Copy out every record precisely.

▼

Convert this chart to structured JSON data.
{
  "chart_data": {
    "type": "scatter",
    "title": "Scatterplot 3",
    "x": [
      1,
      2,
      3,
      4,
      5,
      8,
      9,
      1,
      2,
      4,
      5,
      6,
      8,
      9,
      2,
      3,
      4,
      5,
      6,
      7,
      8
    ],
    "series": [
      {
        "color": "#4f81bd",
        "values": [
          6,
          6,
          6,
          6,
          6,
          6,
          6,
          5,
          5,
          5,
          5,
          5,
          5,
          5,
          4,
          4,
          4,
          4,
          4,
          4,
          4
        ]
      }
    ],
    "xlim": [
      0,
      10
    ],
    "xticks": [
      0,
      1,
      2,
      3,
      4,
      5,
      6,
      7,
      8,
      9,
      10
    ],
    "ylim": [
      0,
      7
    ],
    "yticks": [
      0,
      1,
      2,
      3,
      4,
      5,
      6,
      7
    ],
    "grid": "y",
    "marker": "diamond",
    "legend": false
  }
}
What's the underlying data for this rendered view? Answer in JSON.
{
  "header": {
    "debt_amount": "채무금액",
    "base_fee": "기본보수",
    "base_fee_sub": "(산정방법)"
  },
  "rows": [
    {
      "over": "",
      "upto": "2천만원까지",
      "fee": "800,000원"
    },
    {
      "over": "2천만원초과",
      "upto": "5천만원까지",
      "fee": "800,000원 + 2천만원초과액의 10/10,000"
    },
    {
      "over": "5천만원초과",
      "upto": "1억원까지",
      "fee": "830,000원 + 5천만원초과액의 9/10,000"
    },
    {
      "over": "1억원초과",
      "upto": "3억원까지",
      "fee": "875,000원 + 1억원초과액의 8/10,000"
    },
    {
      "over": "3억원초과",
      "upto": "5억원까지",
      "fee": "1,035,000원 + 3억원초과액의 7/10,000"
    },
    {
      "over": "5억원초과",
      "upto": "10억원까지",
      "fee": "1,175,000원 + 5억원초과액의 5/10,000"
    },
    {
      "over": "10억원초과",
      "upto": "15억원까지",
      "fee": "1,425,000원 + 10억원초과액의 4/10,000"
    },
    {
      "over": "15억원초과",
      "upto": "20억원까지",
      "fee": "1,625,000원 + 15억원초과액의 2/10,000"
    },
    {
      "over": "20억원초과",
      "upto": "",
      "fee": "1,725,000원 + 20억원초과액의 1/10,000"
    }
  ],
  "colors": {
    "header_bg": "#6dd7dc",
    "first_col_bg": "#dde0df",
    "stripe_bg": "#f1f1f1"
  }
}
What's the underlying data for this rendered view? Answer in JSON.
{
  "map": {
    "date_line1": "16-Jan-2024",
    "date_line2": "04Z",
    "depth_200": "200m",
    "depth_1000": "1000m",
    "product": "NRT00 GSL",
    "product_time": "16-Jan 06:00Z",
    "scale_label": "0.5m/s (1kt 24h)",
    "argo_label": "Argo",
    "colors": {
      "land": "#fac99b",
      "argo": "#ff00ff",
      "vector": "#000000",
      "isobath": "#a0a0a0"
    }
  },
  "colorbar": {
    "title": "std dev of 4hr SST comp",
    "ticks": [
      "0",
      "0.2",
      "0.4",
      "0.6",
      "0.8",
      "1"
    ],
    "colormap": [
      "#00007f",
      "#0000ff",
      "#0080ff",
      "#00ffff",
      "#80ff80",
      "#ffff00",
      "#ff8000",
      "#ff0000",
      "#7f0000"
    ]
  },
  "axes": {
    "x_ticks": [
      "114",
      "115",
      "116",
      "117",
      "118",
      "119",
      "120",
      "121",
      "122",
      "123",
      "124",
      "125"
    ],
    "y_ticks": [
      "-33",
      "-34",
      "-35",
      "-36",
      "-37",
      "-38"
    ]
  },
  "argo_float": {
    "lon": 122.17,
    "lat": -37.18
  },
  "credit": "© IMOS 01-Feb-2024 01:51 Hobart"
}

▲

▶ [WRITTEN ANSWER]:
Convert this chart to structured JSON data.
{
  "chart_data": {
    "type": "scatter",
    "title": "Scatterplot 3",
    "x": [
      1,
      2,
      3,
      4,
      5,
      8,
      9,
      1,
      2,
      4,
      5,
      6,
      8,
      9,
      2,
      3,
      4,
      5,
      6,
      7,
      8
    ],
    "series": [
      {
        "color": "#4f81bd",
        "values": [
          6,
          6,
          6,
          6,
          6,
          6,
          6,
          5,
          5,
          5,
          5,
          5,
          5,
          5,
          4,
          4,
          4,
          4,
          4,
          4,
          4
        ]
      }
    ],
    "xlim": [
      0,
      10
    ],
    "xticks": [
      0,
      1,
      2,
      3,
      4,
      5,
      6,
      7,
      8,
      9,
      10
    ],
    "ylim": [
      0,
      7
    ],
    "yticks": [
      0,
      1,
      2,
      3,
      4,
      5,
      6,
      7
    ],
    "grid": "y",
    "marker": "diamond",
    "legend": false
  }
}
What's the underlying data for this rendered view? Answer in JSON.
{
  "header": {
    "debt_amount": "채무금액",
    "base_fee": "기본보수",
    "base_fee_sub": "(산정방법)"
  },
  "rows": [
    {
      "over": "",
      "upto": "2천만원까지",
      "fee": "800,000원"
    },
    {
      "over": "2천만원초과",
      "upto": "5천만원까지",
      "fee": "800,000원 + 2천만원초과액의 10/10,000"
    },
    {
      "over": "5천만원초과",
      "upto": "1억원까지",
      "fee": "830,000원 + 5천만원초과액의 9/10,000"
    },
    {
      "over": "1억원초과",
      "upto": "3억원까지",
      "fee": "875,000원 + 1억원초과액의 8/10,000"
    },
    {
      "over": "3억원초과",
      "upto": "5억원까지",
      "fee": "1,035,000원 + 3억원초과액의 7/10,000"
    },
    {
      "over": "5억원초과",
      "upto": "10억원까지",
      "fee": "1,175,000원 + 5억원초과액의 5/10,000"
    },
    {
      "over": "10억원초과",
      "upto": "15억원까지",
      "fee": "1,425,000원 + 10억원초과액의 4/10,000"
    },
    {
      "over": "15억원초과",
      "upto": "20억원까지",
      "fee": "1,625,000원 + 15억원초과액의 2/10,000"
    },
    {
      "over": "20억원초과",
      "upto": "",
      "fee": "1,725,000원 + 20억원초과액의 1/10,000"
    }
  ],
  "colors": {
    "header_bg": "#6dd7dc",
    "first_col_bg": "#dde0df",
    "stripe_bg": "#f1f1f1"
  }
}
What's the underlying data for this rendered view? Answer in JSON.
{
  "map": {
    "date_line1": "16-Jan-2024",
    "date_line2": "04Z",
    "depth_200": "200m",
    "depth_1000": "1000m",
    "product": "NRT00 GSL",
    "product_time": "16-Jan 06:00Z",
    "scale_label": "0.5m/s (1kt 24h)",
    "argo_label": "Argo",
    "colors": {
      "land": "#fac99b",
      "argo": "#ff00ff",
      "vector": "#000000",
      "isobath": "#a0a0a0"
    }
  },
  "colorbar": {
    "title": "std dev of 4hr SST comp",
    "ticks": [
      "0",
      "0.2",
      "0.4",
      "0.6",
      "0.8",
      "1"
    ],
    "colormap": [
      "#00007f",
      "#0000ff",
      "#0080ff",
      "#00ffff",
      "#80ff80",
      "#ffff00",
      "#ff8000",
      "#ff0000",
      "#7f0000"
    ]
  },
  "axes": {
    "x_ticks": [
      "114",
      "115",
      "116",
      "117",
      "118",
      "119",
      "120",
      "121",
      "122",
      "123",
      "124",
      "125"
    ],
    "y_ticks": [
      "-33",
      "-34",
      "-35",
      "-36",
      "-37",
      "-38"
    ]
  },
  "argo_float": {
    "lon": 122.17,
    "lat": -37.18
  },
  "credit": "© IMOS 01-Feb-2024 01:51 Hobart"
}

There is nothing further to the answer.